Write every line of the material out exactly as shown.

--- START OF SOURCE RECORDS ---

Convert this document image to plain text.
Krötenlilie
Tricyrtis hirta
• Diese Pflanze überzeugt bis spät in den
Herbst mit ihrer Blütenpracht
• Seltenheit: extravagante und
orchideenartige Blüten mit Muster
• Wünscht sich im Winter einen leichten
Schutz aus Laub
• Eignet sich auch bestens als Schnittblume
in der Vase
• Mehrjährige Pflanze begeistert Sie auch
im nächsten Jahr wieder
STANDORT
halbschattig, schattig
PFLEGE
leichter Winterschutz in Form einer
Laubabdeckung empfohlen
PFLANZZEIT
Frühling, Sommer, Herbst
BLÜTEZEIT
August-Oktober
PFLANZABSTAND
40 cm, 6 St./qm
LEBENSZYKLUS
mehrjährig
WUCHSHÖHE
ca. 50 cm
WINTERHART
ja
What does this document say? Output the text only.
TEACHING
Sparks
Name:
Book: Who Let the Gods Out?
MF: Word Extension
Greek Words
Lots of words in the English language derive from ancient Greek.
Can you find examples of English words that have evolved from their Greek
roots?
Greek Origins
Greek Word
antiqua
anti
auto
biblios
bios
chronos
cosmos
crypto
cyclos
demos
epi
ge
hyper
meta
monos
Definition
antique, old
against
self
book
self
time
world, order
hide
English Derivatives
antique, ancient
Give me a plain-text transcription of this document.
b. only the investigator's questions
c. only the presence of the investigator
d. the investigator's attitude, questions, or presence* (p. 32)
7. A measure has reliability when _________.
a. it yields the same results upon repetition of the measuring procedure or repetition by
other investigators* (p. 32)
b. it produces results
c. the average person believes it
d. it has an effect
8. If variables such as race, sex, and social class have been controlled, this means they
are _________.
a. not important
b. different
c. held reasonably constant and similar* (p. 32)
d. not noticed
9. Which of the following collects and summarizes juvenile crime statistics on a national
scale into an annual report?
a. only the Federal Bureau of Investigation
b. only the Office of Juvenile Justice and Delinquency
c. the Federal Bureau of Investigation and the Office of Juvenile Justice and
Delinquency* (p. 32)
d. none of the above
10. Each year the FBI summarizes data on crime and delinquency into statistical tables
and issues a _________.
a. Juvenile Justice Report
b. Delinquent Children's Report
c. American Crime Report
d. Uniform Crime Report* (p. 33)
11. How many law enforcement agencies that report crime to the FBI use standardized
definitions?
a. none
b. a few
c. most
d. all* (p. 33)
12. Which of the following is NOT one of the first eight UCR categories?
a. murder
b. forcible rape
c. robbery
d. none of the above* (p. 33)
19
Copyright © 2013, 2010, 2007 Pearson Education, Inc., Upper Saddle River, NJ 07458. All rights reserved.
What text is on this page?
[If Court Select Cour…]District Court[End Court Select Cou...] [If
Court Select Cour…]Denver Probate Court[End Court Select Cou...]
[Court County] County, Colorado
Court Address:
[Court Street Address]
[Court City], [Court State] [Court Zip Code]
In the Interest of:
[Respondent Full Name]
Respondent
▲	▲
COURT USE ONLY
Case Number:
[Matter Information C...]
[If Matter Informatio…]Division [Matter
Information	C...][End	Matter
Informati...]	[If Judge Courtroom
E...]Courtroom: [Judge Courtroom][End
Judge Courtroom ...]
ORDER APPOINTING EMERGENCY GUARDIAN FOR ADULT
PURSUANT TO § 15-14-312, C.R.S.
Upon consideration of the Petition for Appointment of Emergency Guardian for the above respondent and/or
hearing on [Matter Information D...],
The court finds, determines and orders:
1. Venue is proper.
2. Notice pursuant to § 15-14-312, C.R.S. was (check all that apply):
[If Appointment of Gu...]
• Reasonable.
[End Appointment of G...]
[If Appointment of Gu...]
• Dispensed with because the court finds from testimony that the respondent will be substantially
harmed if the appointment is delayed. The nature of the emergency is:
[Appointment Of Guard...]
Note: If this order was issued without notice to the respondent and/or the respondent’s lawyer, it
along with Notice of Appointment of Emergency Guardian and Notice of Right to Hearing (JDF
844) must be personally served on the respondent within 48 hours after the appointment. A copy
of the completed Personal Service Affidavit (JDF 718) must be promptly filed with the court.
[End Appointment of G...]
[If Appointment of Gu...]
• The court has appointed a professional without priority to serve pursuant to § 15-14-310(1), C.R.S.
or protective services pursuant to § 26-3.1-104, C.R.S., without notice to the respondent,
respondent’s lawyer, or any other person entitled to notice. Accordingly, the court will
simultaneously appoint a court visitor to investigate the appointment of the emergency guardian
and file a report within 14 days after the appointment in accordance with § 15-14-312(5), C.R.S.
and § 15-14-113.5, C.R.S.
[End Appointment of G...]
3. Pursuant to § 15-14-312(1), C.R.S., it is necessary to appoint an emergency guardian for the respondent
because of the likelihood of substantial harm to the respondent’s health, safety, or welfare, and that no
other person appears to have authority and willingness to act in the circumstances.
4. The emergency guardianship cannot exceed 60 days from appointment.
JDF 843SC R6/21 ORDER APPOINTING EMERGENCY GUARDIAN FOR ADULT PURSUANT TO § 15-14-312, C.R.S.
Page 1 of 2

--- END OF SOURCE RECORDS ---

• [ANSWER TO THIS EXERCISE]:
Convert this document image to plain text.
Krötenlilie
Tricyrtis hirta
• Diese Pflanze überzeugt bis spät in den
Herbst mit ihrer Blütenpracht
• Seltenheit: extravagante und
orchideenartige Blüten mit Muster
• Wünscht sich im Winter einen leichten
Schutz aus Laub
• Eignet sich auch bestens als Schnittblume
in der Vase
• Mehrjährige Pflanze begeistert Sie auch
im nächsten Jahr wieder
STANDORT
halbschattig, schattig
PFLEGE
leichter Winterschutz in Form einer
Laubabdeckung empfohlen
PFLANZZEIT
Frühling, Sommer, Herbst
BLÜTEZEIT
August-Oktober
PFLANZABSTAND
40 cm, 6 St./qm
LEBENSZYKLUS
mehrjährig
WUCHSHÖHE
ca. 50 cm
WINTERHART
ja
What does this document say? Output the text only.
TEACHING
Sparks
Name:
Book: Who Let the Gods Out?
MF: Word Extension
Greek Words
Lots of words in the English language derive from ancient Greek.
Can you find examples of English words that have evolved from their Greek
roots?
Greek Origins
Greek Word
antiqua
anti
auto
biblios
bios
chronos
cosmos
crypto
cyclos
demos
epi
ge
hyper
meta
monos
Definition
antique, old
against
self
book
self
time
world, order
hide
English Derivatives
antique, ancient
Give me a plain-text transcription of this document.
b. only the investigator's questions
c. only the presence of the investigator
d. the investigator's attitude, questions, or presence* (p. 32)
7. A measure has reliability when _________.
a. it yields the same results upon repetition of the measuring procedure or repetition by
other investigators* (p. 32)
b. it produces results
c. the average person believes it
d. it has an effect
8. If variables such as race, sex, and social class have been controlled, this means they
are _________.
a. not important
b. different
c. held reasonably constant and similar* (p. 32)
d. not noticed
9. Which of the following collects and summarizes juvenile crime statistics on a national
scale into an annual report?
a. only the Federal Bureau of Investigation
b. only the Office of Juvenile Justice and Delinquency
c. the Federal Bureau of Investigation and the Office of Juvenile Justice and
Delinquency* (p. 32)
d. none of the above
10. Each year the FBI summarizes data on crime and delinquency into statistical tables
and issues a _________.
a. Juvenile Justice Report
b. Delinquent Children's Report
c. American Crime Report
d. Uniform Crime Report* (p. 33)
11. How many law enforcement agencies that report crime to the FBI use standardized
definitions?
a. none
b. a few
c. most
d. all* (p. 33)
12. Which of the following is NOT one of the first eight UCR categories?
a. murder
b. forcible rape
c. robbery
d. none of the above* (p. 33)
19
Copyright © 2013, 2010, 2007 Pearson Education, Inc., Upper Saddle River, NJ 07458. All rights reserved.
What text is on this page?
[If Court Select Cour…]District Court[End Court Select Cou...] [If
Court Select Cour…]Denver Probate Court[End Court Select Cou...]
[Court County] County, Colorado
Court Address:
[Court Street Address]
[Court City], [Court State] [Court Zip Code]
In the Interest of:
[Respondent Full Name]
Respondent
▲	▲
COURT USE ONLY
Case Number:
[Matter Information C...]
[If Matter Informatio…]Division [Matter
Information	C...][End	Matter
Informati...]	[If Judge Courtroom
E...]Courtroom: [Judge Courtroom][End
Judge Courtroom ...]
ORDER APPOINTING EMERGENCY GUARDIAN FOR ADULT
PURSUANT TO § 15-14-312, C.R.S.
Upon consideration of the Petition for Appointment of Emergency Guardian for the above respondent and/or
hearing on [Matter Information D...],
The court finds, determines and orders:
1. Venue is proper.
2. Notice pursuant to § 15-14-312, C.R.S. was (check all that apply):
[If Appointment of Gu...]
• Reasonable.
[End Appointment of G...]
[If Appointment of Gu...]
• Dispensed with because the court finds from testimony that the respondent will be substantially
harmed if the appointment is delayed. The nature of the emergency is:
[Appointment Of Guard...]
Note: If this order was issued without notice to the respondent and/or the respondent’s lawyer, it
along with Notice of Appointment of Emergency Guardian and Notice of Right to Hearing (JDF
844) must be personally served on the respondent within 48 hours after the appointment. A copy
of the completed Personal Service Affidavit (JDF 718) must be promptly filed with the court.
[End Appointment of G...]
[If Appointment of Gu...]
• The court has appointed a professional without priority to serve pursuant to § 15-14-310(1), C.R.S.
or protective services pursuant to § 26-3.1-104, C.R.S., without notice to the respondent,
respondent’s lawyer, or any other person entitled to notice. Accordingly, the court will
simultaneously appoint a court visitor to investigate the appointment of the emergency guardian
and file a report within 14 days after the appointment in accordance with § 15-14-312(5), C.R.S.
and § 15-14-113.5, C.R.S.
[End Appointment of G...]
3. Pursuant to § 15-14-312(1), C.R.S., it is necessary to appoint an emergency guardian for the respondent
because of the likelihood of substantial harm to the respondent’s health, safety, or welfare, and that no
other person appears to have authority and willingness to act in the circumstances.
4. The emergency guardianship cannot exceed 60 days from appointment.
JDF 843SC R6/21 ORDER APPOINTING EMERGENCY GUARDIAN FOR ADULT PURSUANT TO § 15-14-312, C.R.S.
Page 1 of 2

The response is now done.